DESCRIPTION OF THE TASK:
Below are the records; collect from them each line containing the string "name".
---------------
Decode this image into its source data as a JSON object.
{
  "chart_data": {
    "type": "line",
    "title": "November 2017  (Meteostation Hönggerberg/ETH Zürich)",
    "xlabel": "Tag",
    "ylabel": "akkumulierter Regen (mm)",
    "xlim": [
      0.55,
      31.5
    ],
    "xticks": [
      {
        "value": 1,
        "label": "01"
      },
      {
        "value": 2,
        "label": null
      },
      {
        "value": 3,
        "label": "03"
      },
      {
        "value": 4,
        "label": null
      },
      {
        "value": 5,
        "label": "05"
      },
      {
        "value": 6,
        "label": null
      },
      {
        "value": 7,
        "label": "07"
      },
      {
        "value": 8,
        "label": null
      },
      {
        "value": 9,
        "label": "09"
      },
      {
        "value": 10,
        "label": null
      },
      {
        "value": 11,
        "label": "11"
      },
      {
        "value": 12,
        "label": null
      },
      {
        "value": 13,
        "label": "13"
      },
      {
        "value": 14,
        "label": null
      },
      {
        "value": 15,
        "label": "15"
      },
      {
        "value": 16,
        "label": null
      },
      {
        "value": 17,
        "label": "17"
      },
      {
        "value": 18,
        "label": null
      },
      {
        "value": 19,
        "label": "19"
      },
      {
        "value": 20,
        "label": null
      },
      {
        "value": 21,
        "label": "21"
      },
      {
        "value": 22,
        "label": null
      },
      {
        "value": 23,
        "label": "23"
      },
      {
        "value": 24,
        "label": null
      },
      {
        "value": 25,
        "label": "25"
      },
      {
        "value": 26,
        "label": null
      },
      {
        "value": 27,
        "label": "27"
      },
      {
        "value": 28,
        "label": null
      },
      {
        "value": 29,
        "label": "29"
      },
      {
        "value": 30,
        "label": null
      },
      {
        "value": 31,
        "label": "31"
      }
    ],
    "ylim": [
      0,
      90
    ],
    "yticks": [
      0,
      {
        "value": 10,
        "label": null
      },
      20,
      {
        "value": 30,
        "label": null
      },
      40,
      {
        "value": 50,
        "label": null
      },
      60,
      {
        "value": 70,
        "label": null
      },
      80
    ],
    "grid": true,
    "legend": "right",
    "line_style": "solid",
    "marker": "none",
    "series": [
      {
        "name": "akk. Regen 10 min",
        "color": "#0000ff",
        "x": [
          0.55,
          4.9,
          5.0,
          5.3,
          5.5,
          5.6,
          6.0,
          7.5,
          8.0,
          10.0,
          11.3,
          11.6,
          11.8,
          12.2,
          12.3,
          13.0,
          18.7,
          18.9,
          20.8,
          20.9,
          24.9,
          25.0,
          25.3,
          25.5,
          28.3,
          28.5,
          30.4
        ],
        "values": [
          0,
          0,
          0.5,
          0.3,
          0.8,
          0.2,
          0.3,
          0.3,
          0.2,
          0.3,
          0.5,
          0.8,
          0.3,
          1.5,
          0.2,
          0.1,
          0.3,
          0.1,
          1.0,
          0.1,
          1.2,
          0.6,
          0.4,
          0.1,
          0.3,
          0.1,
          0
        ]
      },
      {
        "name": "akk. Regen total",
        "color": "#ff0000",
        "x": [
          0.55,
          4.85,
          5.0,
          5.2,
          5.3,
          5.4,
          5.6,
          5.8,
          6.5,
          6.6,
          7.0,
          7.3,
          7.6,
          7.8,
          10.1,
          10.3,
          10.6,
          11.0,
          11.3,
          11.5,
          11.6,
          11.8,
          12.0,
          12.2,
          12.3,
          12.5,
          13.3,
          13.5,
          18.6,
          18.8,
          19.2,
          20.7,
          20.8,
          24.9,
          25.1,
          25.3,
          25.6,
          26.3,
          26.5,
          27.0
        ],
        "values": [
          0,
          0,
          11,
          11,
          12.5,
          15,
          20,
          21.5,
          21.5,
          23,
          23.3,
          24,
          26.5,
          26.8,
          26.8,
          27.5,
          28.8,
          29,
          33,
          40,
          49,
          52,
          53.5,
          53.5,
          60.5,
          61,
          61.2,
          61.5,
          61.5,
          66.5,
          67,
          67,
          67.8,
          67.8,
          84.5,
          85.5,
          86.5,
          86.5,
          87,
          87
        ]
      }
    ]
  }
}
---------------
EXPECTED OUTPUT:
        "name": "akk. Regen 10 min",
        "name": "akk. Regen total",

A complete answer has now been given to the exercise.